Work to do:
Identify all lines below that hold "scattered" and collect them.

Data to process:
----

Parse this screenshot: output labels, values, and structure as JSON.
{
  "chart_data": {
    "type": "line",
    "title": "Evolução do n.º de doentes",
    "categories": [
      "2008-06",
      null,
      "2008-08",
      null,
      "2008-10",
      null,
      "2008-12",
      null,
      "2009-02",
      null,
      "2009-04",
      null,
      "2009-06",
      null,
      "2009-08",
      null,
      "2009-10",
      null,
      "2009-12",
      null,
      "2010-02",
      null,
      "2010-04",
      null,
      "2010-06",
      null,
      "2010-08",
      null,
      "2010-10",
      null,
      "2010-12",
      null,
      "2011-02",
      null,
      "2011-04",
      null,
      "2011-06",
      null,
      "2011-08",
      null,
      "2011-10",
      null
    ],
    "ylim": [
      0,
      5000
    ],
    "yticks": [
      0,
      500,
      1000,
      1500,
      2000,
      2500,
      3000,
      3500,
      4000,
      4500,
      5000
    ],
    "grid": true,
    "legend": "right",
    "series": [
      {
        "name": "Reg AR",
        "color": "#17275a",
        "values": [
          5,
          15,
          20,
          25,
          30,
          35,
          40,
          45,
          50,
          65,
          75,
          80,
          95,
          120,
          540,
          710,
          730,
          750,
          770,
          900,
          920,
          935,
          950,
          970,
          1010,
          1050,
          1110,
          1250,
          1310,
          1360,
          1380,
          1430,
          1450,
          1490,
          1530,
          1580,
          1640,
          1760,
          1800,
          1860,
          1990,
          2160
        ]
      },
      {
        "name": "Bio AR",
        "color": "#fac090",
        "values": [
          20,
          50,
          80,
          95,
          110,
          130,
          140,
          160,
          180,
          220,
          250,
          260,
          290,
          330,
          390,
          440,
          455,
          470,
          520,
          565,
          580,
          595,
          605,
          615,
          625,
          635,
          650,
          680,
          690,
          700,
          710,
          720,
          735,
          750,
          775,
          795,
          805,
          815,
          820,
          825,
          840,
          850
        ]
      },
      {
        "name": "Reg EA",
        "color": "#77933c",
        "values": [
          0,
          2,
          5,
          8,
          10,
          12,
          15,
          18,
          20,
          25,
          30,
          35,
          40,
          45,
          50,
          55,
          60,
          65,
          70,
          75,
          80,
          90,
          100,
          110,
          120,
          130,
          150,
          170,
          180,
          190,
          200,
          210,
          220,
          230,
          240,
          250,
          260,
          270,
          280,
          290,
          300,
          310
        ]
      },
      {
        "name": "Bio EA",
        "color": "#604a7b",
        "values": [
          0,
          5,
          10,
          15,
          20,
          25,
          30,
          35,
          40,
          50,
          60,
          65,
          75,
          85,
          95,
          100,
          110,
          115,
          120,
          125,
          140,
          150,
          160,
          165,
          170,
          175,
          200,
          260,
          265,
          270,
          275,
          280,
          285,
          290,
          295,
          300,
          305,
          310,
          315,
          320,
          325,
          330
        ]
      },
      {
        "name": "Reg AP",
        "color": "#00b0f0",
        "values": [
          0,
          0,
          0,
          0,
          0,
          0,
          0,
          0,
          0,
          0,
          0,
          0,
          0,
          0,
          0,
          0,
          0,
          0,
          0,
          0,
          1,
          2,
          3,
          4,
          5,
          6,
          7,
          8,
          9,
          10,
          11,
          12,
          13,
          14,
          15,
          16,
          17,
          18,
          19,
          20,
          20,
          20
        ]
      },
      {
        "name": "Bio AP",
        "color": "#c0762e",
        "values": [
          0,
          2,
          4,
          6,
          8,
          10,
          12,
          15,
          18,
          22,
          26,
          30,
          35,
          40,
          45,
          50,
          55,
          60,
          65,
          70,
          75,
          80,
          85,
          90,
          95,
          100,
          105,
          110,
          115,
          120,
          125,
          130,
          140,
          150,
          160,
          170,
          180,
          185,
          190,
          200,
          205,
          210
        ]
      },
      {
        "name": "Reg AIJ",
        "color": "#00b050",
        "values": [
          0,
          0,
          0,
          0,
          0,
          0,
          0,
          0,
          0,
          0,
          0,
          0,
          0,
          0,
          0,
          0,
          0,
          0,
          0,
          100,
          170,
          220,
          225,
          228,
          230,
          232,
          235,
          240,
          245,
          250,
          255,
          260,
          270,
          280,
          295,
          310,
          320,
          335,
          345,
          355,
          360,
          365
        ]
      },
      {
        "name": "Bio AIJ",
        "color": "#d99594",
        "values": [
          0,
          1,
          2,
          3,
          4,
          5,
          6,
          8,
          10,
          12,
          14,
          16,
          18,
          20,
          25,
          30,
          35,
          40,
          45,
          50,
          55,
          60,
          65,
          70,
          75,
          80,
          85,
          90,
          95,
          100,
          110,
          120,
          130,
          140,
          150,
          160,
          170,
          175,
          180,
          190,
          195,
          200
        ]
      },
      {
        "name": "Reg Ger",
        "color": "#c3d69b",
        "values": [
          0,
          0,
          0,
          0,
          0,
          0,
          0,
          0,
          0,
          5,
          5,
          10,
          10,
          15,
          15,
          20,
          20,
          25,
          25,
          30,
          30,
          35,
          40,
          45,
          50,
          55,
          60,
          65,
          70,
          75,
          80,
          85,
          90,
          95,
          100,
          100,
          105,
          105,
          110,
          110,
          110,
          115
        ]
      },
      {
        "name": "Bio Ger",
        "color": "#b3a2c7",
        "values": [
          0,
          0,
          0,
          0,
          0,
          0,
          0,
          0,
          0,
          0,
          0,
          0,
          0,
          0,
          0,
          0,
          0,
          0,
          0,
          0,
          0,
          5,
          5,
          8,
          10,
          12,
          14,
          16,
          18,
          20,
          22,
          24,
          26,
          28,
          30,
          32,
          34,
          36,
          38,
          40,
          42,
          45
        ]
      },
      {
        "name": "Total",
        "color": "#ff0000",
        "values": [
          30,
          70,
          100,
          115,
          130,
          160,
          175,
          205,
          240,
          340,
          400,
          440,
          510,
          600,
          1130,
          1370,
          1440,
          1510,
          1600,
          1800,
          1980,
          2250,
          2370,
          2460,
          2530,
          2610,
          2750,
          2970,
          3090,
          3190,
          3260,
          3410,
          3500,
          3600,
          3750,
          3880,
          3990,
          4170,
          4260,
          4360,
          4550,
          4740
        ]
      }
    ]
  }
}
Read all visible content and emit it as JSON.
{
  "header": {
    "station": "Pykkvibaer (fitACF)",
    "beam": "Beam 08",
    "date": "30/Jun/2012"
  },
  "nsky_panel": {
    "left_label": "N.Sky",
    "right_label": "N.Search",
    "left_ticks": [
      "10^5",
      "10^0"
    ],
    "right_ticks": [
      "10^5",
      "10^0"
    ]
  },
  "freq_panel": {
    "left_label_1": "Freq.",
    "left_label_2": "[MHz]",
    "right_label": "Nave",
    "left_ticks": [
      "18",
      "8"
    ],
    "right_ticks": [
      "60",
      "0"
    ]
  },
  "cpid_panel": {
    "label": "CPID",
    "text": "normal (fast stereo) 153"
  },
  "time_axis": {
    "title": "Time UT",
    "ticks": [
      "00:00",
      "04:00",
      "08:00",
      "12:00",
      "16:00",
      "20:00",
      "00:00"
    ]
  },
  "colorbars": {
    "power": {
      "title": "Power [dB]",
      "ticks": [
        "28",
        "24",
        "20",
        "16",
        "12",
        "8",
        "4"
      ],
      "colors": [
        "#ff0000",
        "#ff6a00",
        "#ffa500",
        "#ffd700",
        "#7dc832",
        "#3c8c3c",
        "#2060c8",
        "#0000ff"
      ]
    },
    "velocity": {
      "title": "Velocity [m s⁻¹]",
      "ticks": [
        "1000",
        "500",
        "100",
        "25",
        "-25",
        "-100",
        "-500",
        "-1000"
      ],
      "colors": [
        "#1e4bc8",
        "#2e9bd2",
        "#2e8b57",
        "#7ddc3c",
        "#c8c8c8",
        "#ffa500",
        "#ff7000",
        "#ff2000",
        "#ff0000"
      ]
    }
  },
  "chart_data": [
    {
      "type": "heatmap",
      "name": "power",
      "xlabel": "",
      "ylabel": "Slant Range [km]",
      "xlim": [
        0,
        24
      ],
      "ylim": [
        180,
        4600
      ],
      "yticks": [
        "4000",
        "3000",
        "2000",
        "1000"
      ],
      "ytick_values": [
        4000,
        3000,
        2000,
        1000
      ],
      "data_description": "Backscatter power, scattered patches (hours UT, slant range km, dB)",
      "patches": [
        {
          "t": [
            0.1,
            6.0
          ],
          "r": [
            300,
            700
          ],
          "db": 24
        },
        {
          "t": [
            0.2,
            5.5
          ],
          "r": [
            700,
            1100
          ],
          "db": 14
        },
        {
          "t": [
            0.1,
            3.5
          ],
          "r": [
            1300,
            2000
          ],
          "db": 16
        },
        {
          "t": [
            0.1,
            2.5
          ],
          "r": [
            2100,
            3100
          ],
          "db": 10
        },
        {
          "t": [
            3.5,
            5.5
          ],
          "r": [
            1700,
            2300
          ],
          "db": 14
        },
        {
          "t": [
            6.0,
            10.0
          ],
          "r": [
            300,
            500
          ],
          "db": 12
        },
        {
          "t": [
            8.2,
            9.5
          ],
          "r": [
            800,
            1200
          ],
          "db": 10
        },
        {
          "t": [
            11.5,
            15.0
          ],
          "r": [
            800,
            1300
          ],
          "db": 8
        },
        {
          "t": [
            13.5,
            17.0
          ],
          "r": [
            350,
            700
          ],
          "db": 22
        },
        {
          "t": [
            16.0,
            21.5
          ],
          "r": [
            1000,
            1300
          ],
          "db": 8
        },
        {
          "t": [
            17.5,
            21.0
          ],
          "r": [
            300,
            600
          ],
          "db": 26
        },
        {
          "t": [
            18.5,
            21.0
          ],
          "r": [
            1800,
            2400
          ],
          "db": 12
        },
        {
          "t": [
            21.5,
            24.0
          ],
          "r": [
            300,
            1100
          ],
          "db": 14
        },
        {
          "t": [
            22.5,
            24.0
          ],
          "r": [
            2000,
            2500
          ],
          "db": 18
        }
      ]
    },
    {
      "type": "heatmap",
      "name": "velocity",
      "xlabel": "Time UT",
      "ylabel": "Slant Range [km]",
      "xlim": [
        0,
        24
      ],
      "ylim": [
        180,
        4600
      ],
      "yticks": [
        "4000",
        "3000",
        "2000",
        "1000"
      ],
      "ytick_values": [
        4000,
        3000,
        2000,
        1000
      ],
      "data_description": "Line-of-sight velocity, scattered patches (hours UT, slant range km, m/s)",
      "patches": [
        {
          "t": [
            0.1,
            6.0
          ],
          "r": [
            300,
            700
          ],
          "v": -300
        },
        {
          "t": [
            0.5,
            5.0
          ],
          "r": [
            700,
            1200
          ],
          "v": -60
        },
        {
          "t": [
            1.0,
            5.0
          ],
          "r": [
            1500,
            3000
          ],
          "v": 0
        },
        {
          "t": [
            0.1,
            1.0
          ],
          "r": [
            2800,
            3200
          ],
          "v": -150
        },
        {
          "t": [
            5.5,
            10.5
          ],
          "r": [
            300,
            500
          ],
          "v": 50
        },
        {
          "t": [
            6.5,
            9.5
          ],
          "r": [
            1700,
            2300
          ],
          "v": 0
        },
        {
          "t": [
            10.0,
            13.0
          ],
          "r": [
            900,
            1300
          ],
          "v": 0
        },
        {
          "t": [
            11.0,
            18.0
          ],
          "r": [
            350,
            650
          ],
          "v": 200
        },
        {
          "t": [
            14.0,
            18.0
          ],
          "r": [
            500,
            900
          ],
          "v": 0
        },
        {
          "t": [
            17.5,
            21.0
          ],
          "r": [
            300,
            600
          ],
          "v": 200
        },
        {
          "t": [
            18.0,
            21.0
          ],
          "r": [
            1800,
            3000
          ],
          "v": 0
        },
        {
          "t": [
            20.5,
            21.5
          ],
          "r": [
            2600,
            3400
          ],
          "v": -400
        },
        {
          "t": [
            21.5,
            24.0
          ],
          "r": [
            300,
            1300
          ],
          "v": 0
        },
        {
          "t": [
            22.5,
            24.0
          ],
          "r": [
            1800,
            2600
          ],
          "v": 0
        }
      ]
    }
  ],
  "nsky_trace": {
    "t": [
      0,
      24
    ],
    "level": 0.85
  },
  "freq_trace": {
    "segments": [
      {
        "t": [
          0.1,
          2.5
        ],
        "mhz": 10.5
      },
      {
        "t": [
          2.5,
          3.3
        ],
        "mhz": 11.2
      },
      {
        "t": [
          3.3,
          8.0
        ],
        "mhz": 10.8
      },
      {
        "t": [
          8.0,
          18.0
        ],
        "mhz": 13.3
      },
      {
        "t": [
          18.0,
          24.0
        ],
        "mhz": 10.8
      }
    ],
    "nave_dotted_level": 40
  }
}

----

Task result:
      "data_description": "Backscatter power, scattered patches (hours UT, slant range km, dB)",
      "data_description": "Line-of-sight velocity, scattered patches (hours UT, slant range km, m/s)",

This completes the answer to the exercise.